## ACTIVITY
Each line below has to be set down again exactly.

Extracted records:
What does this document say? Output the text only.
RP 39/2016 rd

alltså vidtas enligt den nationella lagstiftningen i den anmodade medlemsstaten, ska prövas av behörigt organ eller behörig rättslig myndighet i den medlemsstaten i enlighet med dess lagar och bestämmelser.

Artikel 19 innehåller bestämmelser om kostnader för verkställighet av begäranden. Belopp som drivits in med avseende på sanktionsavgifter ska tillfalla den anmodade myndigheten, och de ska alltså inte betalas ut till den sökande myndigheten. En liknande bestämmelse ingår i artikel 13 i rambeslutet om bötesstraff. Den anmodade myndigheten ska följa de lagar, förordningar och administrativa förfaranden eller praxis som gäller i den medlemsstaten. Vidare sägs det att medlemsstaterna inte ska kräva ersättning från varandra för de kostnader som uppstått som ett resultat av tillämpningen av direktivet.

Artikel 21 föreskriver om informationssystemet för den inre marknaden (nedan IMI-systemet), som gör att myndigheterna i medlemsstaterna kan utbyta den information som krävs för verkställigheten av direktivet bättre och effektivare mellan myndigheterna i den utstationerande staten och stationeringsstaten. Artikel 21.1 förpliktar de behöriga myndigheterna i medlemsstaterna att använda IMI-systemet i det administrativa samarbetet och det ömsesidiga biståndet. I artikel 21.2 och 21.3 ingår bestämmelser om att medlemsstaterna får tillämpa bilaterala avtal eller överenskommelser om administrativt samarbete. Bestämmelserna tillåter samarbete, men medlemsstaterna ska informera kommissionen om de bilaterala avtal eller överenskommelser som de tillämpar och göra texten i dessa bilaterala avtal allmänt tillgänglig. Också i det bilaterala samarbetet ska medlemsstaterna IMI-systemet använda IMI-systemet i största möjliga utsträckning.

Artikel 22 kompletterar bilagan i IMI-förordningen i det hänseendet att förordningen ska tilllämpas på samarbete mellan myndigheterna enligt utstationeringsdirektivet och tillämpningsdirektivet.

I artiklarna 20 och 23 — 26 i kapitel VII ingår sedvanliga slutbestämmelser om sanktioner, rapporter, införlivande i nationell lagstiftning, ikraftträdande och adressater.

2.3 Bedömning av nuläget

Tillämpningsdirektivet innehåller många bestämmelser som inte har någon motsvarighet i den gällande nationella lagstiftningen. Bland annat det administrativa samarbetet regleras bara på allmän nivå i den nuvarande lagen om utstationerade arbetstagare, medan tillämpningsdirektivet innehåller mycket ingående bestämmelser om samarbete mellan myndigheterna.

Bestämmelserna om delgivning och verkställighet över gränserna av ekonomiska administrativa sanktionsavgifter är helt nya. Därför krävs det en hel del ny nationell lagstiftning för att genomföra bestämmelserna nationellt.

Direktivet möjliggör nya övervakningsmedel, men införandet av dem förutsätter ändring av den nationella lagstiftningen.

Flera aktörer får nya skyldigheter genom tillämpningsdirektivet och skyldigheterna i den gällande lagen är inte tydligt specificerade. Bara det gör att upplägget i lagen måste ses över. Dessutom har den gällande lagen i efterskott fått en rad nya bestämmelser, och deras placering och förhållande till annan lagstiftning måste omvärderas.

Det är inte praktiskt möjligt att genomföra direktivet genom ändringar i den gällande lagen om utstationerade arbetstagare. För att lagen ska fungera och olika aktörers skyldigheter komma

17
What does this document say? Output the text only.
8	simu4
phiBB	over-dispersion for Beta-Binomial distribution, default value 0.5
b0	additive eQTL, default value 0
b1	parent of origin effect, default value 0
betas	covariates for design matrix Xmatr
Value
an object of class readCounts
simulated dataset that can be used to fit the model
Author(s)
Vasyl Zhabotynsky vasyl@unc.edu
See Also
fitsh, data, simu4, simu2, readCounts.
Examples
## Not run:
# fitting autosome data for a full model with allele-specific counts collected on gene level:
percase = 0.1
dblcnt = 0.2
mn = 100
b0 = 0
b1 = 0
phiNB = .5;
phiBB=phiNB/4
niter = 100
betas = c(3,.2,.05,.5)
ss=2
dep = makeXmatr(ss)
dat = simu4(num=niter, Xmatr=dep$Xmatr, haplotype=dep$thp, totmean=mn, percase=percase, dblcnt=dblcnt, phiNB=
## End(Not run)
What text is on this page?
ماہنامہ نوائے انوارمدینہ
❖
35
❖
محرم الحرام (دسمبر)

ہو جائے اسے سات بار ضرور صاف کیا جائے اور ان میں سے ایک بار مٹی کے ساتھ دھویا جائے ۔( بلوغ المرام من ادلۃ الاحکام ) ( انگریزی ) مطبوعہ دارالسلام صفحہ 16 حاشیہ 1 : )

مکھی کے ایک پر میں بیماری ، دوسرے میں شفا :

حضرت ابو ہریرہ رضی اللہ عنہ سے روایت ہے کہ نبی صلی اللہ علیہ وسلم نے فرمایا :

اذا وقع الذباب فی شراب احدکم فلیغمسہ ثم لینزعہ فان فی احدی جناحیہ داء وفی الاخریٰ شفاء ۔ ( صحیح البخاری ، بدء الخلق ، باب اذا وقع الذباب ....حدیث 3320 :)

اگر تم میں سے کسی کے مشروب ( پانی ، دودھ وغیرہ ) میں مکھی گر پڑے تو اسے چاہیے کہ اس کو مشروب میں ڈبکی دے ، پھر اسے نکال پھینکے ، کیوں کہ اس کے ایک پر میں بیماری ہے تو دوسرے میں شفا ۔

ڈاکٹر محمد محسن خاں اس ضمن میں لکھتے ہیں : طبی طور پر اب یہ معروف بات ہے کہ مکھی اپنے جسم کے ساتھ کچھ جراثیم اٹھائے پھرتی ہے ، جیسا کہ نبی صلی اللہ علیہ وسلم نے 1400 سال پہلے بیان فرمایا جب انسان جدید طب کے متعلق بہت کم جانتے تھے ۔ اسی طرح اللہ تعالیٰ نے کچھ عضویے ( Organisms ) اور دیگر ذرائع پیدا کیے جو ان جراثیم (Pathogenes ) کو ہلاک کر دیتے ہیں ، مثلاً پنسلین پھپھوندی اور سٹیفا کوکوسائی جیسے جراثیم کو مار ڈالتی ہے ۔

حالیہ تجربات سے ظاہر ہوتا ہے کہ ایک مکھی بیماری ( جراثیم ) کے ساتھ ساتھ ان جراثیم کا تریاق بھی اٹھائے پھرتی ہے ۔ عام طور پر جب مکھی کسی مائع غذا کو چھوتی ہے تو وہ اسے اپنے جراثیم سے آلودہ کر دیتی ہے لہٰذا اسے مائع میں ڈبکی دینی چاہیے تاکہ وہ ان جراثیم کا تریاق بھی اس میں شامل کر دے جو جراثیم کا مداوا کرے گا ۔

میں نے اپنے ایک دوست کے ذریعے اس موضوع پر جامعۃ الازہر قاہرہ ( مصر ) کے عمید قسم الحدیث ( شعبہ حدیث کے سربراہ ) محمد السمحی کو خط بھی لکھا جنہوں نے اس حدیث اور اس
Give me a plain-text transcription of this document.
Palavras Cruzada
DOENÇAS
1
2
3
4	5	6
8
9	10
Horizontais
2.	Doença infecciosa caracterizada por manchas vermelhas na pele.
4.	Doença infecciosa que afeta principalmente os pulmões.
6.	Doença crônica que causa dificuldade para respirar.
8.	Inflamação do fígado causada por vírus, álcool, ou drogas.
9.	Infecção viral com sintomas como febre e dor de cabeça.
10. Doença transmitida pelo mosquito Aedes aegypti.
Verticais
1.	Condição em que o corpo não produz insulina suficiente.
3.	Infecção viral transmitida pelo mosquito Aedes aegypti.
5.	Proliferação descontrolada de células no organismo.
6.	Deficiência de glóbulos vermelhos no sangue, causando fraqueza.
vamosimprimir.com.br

## YOUR SOLUTION
What does this document say? Output the text only.
RP 39/2016 rd

alltså vidtas enligt den nationella lagstiftningen i den anmodade medlemsstaten, ska prövas av behörigt organ eller behörig rättslig myndighet i den medlemsstaten i enlighet med dess lagar och bestämmelser.

Artikel 19 innehåller bestämmelser om kostnader för verkställighet av begäranden. Belopp som drivits in med avseende på sanktionsavgifter ska tillfalla den anmodade myndigheten, och de ska alltså inte betalas ut till den sökande myndigheten. En liknande bestämmelse ingår i artikel 13 i rambeslutet om bötesstraff. Den anmodade myndigheten ska följa de lagar, förordningar och administrativa förfaranden eller praxis som gäller i den medlemsstaten. Vidare sägs det att medlemsstaterna inte ska kräva ersättning från varandra för de kostnader som uppstått som ett resultat av tillämpningen av direktivet.

Artikel 21 föreskriver om informationssystemet för den inre marknaden (nedan IMI-systemet), som gör att myndigheterna i medlemsstaterna kan utbyta den information som krävs för verkställigheten av direktivet bättre och effektivare mellan myndigheterna i den utstationerande staten och stationeringsstaten. Artikel 21.1 förpliktar de behöriga myndigheterna i medlemsstaterna att använda IMI-systemet i det administrativa samarbetet och det ömsesidiga biståndet. I artikel 21.2 och 21.3 ingår bestämmelser om att medlemsstaterna får tillämpa bilaterala avtal eller överenskommelser om administrativt samarbete. Bestämmelserna tillåter samarbete, men medlemsstaterna ska informera kommissionen om de bilaterala avtal eller överenskommelser som de tillämpar och göra texten i dessa bilaterala avtal allmänt tillgänglig. Också i det bilaterala samarbetet ska medlemsstaterna IMI-systemet använda IMI-systemet i största möjliga utsträckning.

Artikel 22 kompletterar bilagan i IMI-förordningen i det hänseendet att förordningen ska tilllämpas på samarbete mellan myndigheterna enligt utstationeringsdirektivet och tillämpningsdirektivet.

I artiklarna 20 och 23 — 26 i kapitel VII ingår sedvanliga slutbestämmelser om sanktioner, rapporter, införlivande i nationell lagstiftning, ikraftträdande och adressater.

2.3 Bedömning av nuläget

Tillämpningsdirektivet innehåller många bestämmelser som inte har någon motsvarighet i den gällande nationella lagstiftningen. Bland annat det administrativa samarbetet regleras bara på allmän nivå i den nuvarande lagen om utstationerade arbetstagare, medan tillämpningsdirektivet innehåller mycket ingående bestämmelser om samarbete mellan myndigheterna.

Bestämmelserna om delgivning och verkställighet över gränserna av ekonomiska administrativa sanktionsavgifter är helt nya. Därför krävs det en hel del ny nationell lagstiftning för att genomföra bestämmelserna nationellt.

Direktivet möjliggör nya övervakningsmedel, men införandet av dem förutsätter ändring av den nationella lagstiftningen.

Flera aktörer får nya skyldigheter genom tillämpningsdirektivet och skyldigheterna i den gällande lagen är inte tydligt specificerade. Bara det gör att upplägget i lagen måste ses över. Dessutom har den gällande lagen i efterskott fått en rad nya bestämmelser, och deras placering och förhållande till annan lagstiftning måste omvärderas.

Det är inte praktiskt möjligt att genomföra direktivet genom ändringar i den gällande lagen om utstationerade arbetstagare. För att lagen ska fungera och olika aktörers skyldigheter komma

17
What does this document say? Output the text only.
8	simu4
phiBB	over-dispersion for Beta-Binomial distribution, default value 0.5
b0	additive eQTL, default value 0
b1	parent of origin effect, default value 0
betas	covariates for design matrix Xmatr
Value
an object of class readCounts
simulated dataset that can be used to fit the model
Author(s)
Vasyl Zhabotynsky vasyl@unc.edu
See Also
fitsh, data, simu4, simu2, readCounts.
Examples
## Not run:
# fitting autosome data for a full model with allele-specific counts collected on gene level:
percase = 0.1
dblcnt = 0.2
mn = 100
b0 = 0
b1 = 0
phiNB = .5;
phiBB=phiNB/4
niter = 100
betas = c(3,.2,.05,.5)
ss=2
dep = makeXmatr(ss)
dat = simu4(num=niter, Xmatr=dep$Xmatr, haplotype=dep$thp, totmean=mn, percase=percase, dblcnt=dblcnt, phiNB=
## End(Not run)
What text is on this page?
ماہنامہ نوائے انوارمدینہ
❖
35
❖
محرم الحرام (دسمبر)

ہو جائے اسے سات بار ضرور صاف کیا جائے اور ان میں سے ایک بار مٹی کے ساتھ دھویا جائے ۔( بلوغ المرام من ادلۃ الاحکام ) ( انگریزی ) مطبوعہ دارالسلام صفحہ 16 حاشیہ 1 : )

مکھی کے ایک پر میں بیماری ، دوسرے میں شفا :

حضرت ابو ہریرہ رضی اللہ عنہ سے روایت ہے کہ نبی صلی اللہ علیہ وسلم نے فرمایا :

اذا وقع الذباب فی شراب احدکم فلیغمسہ ثم لینزعہ فان فی احدی جناحیہ داء وفی الاخریٰ شفاء ۔ ( صحیح البخاری ، بدء الخلق ، باب اذا وقع الذباب ....حدیث 3320 :)

اگر تم میں سے کسی کے مشروب ( پانی ، دودھ وغیرہ ) میں مکھی گر پڑے تو اسے چاہیے کہ اس کو مشروب میں ڈبکی دے ، پھر اسے نکال پھینکے ، کیوں کہ اس کے ایک پر میں بیماری ہے تو دوسرے میں شفا ۔

ڈاکٹر محمد محسن خاں اس ضمن میں لکھتے ہیں : طبی طور پر اب یہ معروف بات ہے کہ مکھی اپنے جسم کے ساتھ کچھ جراثیم اٹھائے پھرتی ہے ، جیسا کہ نبی صلی اللہ علیہ وسلم نے 1400 سال پہلے بیان فرمایا جب انسان جدید طب کے متعلق بہت کم جانتے تھے ۔ اسی طرح اللہ تعالیٰ نے کچھ عضویے ( Organisms ) اور دیگر ذرائع پیدا کیے جو ان جراثیم (Pathogenes ) کو ہلاک کر دیتے ہیں ، مثلاً پنسلین پھپھوندی اور سٹیفا کوکوسائی جیسے جراثیم کو مار ڈالتی ہے ۔

حالیہ تجربات سے ظاہر ہوتا ہے کہ ایک مکھی بیماری ( جراثیم ) کے ساتھ ساتھ ان جراثیم کا تریاق بھی اٹھائے پھرتی ہے ۔ عام طور پر جب مکھی کسی مائع غذا کو چھوتی ہے تو وہ اسے اپنے جراثیم سے آلودہ کر دیتی ہے لہٰذا اسے مائع میں ڈبکی دینی چاہیے تاکہ وہ ان جراثیم کا تریاق بھی اس میں شامل کر دے جو جراثیم کا مداوا کرے گا ۔

میں نے اپنے ایک دوست کے ذریعے اس موضوع پر جامعۃ الازہر قاہرہ ( مصر ) کے عمید قسم الحدیث ( شعبہ حدیث کے سربراہ ) محمد السمحی کو خط بھی لکھا جنہوں نے اس حدیث اور اس
Give me a plain-text transcription of this document.
Palavras Cruzada
DOENÇAS
1
2
3
4	5	6
8
9	10
Horizontais
2.	Doença infecciosa caracterizada por manchas vermelhas na pele.
4.	Doença infecciosa que afeta principalmente os pulmões.
6.	Doença crônica que causa dificuldade para respirar.
8.	Inflamação do fígado causada por vírus, álcool, ou drogas.
9.	Infecção viral com sintomas como febre e dor de cabeça.
10. Doença transmitida pelo mosquito Aedes aegypti.
Verticais
1.	Condição em que o corpo não produz insulina suficiente.
3.	Infecção viral transmitida pelo mosquito Aedes aegypti.
5.	Proliferação descontrolada de células no organismo.
6.	Deficiência de glóbulos vermelhos no sangue, causando fraqueza.
vamosimprimir.com.br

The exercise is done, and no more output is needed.